#### REQUEST:
Pull out all lines from the listing below in which the word "backscatter" appears.

#### MATERIAL FOR THIS TASK:

[START]

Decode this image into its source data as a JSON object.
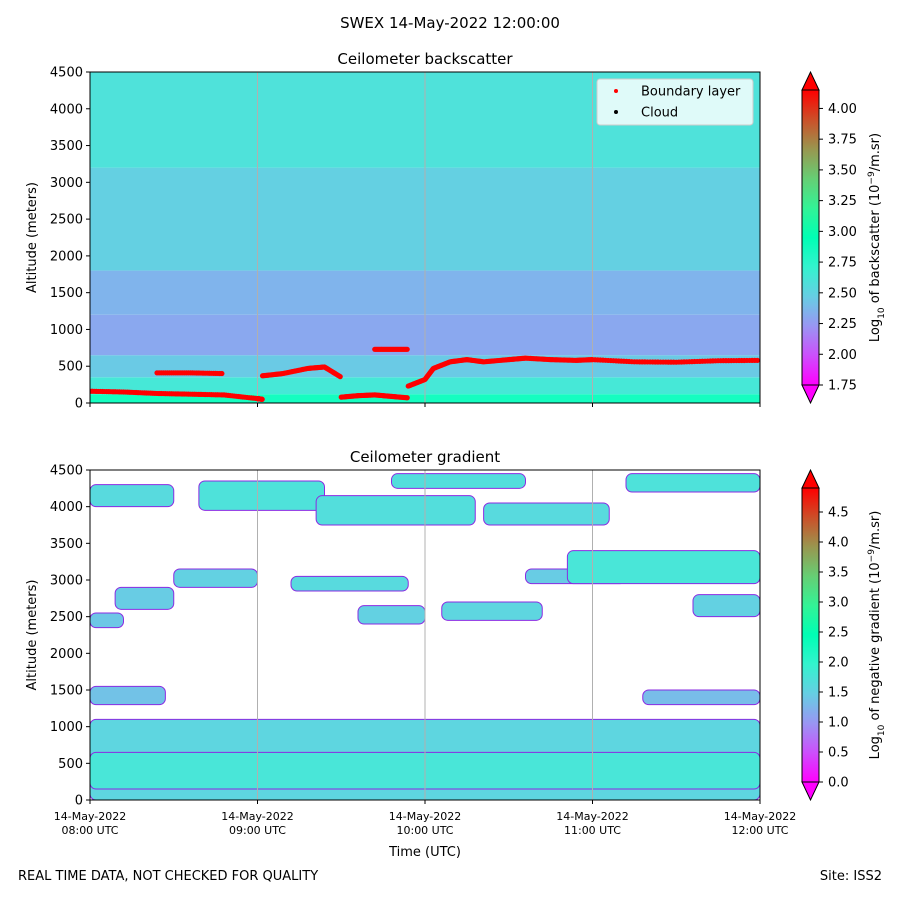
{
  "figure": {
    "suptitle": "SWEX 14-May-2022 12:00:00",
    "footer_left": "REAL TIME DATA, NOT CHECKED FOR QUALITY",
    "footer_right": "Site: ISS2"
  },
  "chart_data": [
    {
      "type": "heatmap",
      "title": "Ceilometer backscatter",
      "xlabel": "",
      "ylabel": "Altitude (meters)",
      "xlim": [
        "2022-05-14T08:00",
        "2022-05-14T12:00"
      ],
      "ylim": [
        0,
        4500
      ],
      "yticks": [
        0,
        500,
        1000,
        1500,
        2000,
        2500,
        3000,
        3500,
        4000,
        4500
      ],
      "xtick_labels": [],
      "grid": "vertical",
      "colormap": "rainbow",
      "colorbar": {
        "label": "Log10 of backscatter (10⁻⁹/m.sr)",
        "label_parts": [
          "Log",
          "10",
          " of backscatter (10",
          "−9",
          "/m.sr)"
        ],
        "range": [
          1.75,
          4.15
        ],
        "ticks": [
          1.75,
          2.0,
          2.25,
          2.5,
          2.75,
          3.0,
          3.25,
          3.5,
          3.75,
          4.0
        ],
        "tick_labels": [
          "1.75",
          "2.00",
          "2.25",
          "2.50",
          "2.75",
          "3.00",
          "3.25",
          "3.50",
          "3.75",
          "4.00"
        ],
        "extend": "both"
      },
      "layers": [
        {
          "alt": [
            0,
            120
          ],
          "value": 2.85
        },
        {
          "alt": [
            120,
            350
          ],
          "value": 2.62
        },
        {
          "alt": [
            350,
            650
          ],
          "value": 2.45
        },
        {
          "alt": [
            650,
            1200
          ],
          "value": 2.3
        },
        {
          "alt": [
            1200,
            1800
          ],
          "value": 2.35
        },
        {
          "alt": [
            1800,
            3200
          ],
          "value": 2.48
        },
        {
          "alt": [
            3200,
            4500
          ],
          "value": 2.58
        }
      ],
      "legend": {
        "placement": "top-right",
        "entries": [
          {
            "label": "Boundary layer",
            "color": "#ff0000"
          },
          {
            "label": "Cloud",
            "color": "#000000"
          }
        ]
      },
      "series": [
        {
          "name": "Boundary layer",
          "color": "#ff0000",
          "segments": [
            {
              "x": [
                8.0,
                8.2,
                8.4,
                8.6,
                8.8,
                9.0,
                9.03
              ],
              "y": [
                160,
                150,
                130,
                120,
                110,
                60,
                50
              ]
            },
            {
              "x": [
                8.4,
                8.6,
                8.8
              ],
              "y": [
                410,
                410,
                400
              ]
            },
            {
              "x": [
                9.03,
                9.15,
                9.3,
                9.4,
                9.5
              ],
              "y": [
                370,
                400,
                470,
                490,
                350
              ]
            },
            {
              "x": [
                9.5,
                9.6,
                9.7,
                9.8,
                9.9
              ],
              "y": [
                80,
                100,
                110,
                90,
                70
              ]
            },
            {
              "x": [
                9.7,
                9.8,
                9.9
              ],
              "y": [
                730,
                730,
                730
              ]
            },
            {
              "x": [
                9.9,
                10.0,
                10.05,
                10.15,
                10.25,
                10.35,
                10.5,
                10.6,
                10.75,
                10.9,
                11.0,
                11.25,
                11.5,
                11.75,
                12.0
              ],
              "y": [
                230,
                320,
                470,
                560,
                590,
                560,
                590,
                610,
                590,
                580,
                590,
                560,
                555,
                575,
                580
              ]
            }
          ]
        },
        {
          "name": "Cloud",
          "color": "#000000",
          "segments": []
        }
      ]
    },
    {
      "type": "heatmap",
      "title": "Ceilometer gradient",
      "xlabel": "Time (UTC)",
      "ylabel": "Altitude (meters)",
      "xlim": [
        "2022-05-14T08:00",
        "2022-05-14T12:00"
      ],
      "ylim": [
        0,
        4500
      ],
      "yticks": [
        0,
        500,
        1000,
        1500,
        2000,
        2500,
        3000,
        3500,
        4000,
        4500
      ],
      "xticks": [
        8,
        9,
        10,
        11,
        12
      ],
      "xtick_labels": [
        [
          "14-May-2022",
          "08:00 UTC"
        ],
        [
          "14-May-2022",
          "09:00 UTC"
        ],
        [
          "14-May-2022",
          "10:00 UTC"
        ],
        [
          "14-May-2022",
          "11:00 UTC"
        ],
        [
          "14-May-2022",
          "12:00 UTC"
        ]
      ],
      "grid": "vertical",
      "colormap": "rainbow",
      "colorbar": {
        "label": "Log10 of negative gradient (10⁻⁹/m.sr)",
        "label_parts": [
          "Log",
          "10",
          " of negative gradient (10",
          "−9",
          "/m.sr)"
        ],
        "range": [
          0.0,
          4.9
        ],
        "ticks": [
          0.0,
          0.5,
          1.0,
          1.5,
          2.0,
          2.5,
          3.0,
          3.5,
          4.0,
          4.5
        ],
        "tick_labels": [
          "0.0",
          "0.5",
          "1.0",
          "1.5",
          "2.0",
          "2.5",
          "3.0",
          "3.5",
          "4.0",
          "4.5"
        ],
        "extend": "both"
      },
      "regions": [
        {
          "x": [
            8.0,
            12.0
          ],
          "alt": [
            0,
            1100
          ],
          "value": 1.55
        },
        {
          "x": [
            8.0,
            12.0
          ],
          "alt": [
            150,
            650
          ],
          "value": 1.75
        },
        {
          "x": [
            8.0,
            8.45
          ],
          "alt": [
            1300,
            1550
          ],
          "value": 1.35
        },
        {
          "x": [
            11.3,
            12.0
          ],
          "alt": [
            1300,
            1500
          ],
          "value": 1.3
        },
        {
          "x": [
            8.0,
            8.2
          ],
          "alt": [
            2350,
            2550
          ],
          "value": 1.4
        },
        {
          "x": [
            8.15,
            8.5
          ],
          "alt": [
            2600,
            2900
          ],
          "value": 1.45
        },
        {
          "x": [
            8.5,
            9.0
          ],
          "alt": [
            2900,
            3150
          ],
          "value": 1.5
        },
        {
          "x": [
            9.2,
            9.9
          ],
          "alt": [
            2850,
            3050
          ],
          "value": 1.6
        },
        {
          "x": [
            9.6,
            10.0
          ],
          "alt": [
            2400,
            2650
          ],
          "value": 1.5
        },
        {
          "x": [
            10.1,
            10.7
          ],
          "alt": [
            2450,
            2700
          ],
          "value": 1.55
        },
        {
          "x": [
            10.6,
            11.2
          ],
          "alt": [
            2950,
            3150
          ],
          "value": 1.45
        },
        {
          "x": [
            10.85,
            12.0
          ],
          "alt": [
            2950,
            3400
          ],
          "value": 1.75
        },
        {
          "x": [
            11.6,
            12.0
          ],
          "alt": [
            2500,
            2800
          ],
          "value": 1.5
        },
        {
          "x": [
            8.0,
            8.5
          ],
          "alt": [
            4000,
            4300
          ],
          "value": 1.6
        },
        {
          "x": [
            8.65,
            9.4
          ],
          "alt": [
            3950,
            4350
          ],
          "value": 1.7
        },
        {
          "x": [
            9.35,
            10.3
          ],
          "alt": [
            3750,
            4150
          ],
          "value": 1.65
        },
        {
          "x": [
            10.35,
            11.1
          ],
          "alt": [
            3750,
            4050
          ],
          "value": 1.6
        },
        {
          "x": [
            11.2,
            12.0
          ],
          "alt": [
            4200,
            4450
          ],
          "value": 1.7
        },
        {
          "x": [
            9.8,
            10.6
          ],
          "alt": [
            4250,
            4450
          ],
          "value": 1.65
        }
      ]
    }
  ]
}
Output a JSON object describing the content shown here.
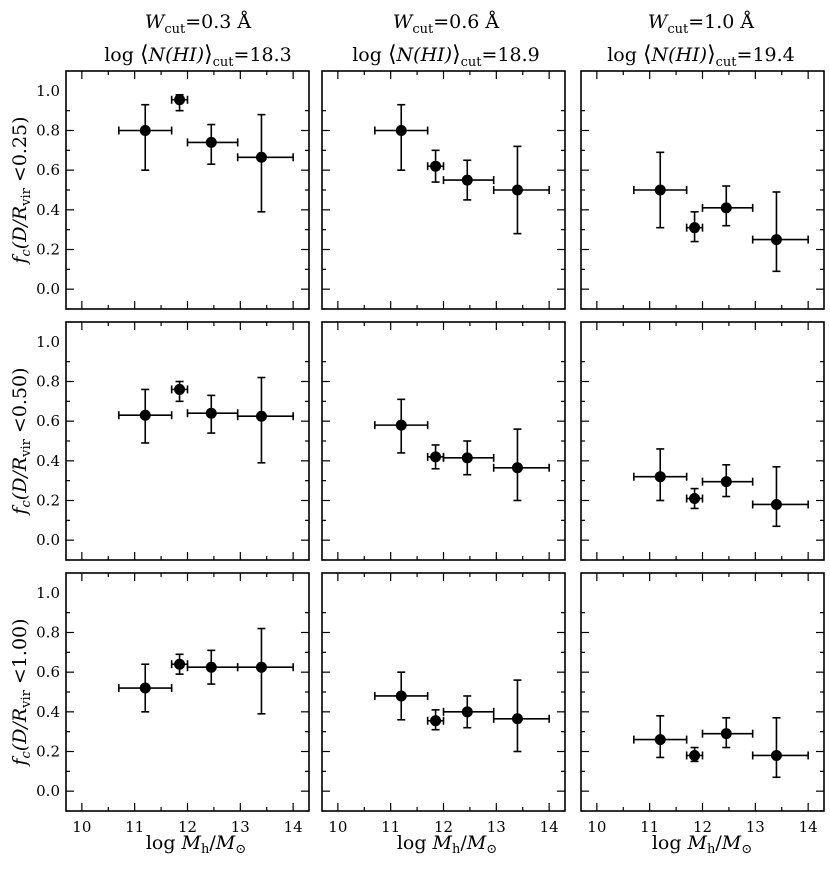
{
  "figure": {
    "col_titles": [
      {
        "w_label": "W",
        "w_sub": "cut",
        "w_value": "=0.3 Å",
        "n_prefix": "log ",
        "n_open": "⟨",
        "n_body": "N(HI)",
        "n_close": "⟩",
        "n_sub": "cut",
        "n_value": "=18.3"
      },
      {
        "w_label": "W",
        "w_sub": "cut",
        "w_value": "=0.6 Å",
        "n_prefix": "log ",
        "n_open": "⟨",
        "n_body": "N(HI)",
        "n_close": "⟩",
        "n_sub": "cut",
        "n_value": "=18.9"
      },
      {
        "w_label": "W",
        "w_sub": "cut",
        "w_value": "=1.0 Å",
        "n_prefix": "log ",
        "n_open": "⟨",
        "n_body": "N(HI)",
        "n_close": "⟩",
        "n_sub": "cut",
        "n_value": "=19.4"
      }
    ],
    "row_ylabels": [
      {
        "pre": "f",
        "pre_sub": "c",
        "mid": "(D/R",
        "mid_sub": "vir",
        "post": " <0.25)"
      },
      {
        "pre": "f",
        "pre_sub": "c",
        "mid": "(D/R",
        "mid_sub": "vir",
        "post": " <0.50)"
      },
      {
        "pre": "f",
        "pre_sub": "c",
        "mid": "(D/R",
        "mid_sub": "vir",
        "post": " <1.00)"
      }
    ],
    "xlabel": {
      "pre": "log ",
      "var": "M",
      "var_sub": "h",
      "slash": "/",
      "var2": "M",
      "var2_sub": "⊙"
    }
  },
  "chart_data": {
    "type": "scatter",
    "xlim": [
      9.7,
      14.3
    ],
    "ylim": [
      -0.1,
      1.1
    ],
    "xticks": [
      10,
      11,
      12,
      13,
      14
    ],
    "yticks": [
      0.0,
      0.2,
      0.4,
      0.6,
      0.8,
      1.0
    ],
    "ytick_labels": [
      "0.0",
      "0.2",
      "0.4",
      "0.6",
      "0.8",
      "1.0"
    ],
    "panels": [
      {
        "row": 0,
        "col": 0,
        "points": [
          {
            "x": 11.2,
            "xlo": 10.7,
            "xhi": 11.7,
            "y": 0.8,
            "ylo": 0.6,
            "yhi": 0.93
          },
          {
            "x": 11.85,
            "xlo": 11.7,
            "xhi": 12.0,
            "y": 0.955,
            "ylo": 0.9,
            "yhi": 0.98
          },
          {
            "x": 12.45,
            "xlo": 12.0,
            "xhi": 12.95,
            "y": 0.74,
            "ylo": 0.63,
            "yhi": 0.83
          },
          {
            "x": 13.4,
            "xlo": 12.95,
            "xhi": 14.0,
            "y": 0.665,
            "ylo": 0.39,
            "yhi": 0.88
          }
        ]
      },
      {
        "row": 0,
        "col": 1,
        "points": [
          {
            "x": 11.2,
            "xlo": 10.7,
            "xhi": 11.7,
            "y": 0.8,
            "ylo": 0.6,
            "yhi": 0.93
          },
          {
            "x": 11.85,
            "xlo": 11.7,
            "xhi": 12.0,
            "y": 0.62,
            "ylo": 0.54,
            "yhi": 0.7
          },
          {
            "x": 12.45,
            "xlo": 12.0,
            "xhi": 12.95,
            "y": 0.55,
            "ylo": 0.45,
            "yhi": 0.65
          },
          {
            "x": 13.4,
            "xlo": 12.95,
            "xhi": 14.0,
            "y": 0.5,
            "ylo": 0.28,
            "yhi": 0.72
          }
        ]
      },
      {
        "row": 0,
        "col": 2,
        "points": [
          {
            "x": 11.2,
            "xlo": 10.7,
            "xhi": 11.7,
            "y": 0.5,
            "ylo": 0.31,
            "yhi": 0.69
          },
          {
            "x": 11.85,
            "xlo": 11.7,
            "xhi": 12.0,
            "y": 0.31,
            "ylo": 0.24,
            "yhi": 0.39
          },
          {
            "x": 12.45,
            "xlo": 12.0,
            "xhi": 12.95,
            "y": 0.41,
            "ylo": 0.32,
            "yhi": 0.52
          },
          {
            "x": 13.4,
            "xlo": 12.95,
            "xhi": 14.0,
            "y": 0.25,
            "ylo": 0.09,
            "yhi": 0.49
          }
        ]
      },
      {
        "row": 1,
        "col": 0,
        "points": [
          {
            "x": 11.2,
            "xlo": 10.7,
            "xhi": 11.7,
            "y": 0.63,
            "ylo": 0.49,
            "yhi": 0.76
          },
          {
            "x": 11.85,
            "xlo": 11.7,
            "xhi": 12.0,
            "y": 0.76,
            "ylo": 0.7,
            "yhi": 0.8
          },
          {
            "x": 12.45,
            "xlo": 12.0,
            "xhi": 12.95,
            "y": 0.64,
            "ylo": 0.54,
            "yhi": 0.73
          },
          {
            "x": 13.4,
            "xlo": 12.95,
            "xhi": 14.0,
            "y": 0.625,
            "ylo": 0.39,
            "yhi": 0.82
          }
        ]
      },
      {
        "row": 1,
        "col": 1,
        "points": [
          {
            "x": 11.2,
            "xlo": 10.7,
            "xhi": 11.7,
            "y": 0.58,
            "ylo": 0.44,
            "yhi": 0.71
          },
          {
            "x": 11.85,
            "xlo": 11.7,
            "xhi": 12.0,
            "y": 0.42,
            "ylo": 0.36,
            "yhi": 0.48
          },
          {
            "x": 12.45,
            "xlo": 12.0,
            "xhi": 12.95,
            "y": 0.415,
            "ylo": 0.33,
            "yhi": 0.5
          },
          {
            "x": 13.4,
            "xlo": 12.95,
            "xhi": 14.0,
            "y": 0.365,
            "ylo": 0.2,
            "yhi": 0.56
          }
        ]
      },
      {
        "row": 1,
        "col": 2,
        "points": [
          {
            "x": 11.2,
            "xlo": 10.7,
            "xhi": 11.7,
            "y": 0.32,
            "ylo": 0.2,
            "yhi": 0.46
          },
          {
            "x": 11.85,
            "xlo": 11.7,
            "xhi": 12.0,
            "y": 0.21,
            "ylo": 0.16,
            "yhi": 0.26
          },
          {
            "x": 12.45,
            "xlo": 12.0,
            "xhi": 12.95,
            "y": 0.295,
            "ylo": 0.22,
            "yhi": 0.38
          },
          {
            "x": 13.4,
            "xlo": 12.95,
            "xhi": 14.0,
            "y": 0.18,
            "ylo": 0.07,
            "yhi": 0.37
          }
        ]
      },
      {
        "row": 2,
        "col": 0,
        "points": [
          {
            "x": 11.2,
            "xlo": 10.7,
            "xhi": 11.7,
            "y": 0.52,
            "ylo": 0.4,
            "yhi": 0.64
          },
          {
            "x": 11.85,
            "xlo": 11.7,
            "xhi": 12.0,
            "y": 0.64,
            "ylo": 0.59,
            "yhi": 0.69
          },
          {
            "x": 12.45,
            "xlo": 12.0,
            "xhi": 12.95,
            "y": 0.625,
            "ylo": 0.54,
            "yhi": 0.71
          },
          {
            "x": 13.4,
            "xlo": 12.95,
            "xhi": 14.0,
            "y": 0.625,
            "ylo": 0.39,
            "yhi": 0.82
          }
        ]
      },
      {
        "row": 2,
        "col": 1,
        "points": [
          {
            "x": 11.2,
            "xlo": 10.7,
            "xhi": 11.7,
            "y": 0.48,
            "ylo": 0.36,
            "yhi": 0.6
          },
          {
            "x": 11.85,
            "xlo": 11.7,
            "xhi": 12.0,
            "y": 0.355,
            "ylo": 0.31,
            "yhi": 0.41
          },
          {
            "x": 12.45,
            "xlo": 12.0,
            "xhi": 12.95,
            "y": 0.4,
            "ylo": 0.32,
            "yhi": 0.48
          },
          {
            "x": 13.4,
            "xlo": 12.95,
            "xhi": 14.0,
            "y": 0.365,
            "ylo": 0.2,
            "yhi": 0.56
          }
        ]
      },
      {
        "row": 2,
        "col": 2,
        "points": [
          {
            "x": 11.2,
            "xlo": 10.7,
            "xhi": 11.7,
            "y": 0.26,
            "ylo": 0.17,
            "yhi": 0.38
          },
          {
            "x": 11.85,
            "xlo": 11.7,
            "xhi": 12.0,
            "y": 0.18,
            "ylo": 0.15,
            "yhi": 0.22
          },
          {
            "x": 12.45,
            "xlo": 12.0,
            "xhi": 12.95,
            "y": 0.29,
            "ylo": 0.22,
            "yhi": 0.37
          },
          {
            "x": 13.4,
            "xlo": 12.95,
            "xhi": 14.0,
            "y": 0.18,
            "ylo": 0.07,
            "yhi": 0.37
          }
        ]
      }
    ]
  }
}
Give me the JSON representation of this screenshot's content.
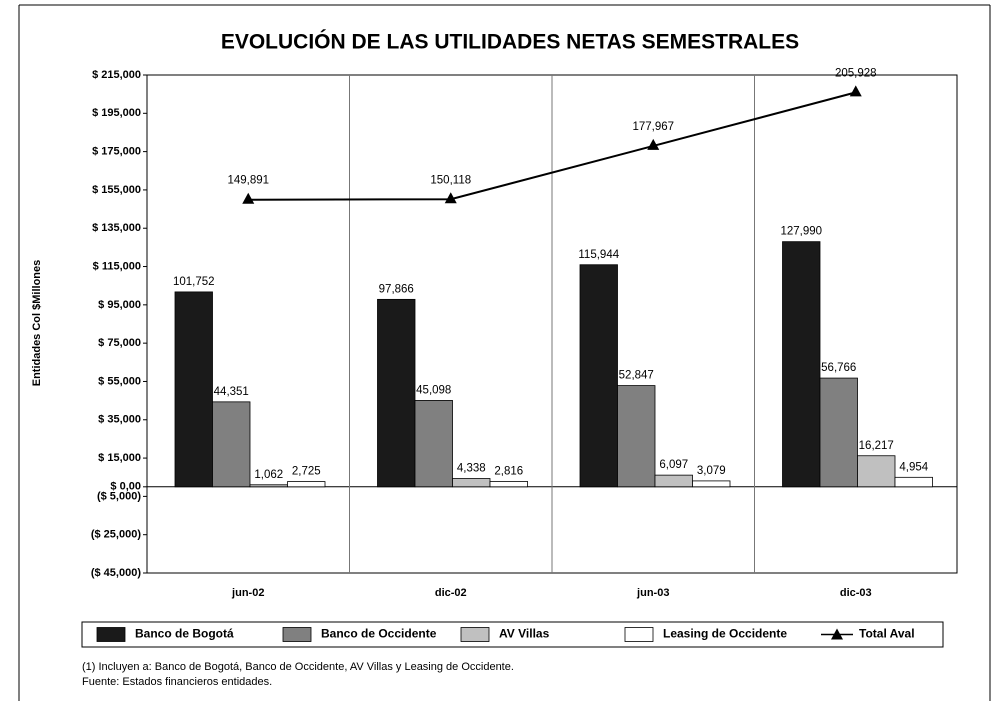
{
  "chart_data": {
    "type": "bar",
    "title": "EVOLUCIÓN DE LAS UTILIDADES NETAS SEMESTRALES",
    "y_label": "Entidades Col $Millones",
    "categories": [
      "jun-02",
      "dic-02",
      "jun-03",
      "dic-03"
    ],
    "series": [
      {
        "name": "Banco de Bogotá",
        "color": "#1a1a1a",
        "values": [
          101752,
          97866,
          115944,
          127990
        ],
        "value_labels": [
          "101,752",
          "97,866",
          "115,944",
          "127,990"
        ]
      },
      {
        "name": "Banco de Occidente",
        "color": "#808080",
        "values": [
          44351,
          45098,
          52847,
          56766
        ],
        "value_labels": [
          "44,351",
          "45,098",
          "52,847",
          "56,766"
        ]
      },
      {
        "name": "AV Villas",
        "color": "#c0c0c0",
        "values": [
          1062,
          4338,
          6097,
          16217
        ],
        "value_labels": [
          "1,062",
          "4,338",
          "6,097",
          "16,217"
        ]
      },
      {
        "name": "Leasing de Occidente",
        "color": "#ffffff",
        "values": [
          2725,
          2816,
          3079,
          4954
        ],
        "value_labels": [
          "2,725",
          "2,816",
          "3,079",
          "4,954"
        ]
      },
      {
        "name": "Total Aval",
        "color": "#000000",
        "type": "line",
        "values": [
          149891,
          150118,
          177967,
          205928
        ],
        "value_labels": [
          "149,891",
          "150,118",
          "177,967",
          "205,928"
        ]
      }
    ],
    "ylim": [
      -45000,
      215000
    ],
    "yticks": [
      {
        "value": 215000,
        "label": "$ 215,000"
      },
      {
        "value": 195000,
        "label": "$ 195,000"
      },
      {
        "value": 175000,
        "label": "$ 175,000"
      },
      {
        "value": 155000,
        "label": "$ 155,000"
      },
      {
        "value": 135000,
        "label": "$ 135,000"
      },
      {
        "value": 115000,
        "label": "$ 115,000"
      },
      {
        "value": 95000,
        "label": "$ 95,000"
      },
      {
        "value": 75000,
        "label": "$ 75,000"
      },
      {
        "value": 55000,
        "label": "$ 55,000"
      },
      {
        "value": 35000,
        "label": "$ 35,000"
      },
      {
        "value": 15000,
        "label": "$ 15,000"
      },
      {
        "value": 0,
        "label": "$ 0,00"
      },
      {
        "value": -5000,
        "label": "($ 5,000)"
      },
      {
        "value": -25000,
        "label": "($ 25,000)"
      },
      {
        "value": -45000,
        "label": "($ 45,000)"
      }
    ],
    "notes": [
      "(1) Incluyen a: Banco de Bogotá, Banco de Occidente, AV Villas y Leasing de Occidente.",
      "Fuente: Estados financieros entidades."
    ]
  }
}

[END]

#### SOLUTION BELOW:
      "title": "Ceilometer backscatter",
        "label": "Log10 of backscatter (10⁻⁹/m.sr)",
          " of backscatter (10",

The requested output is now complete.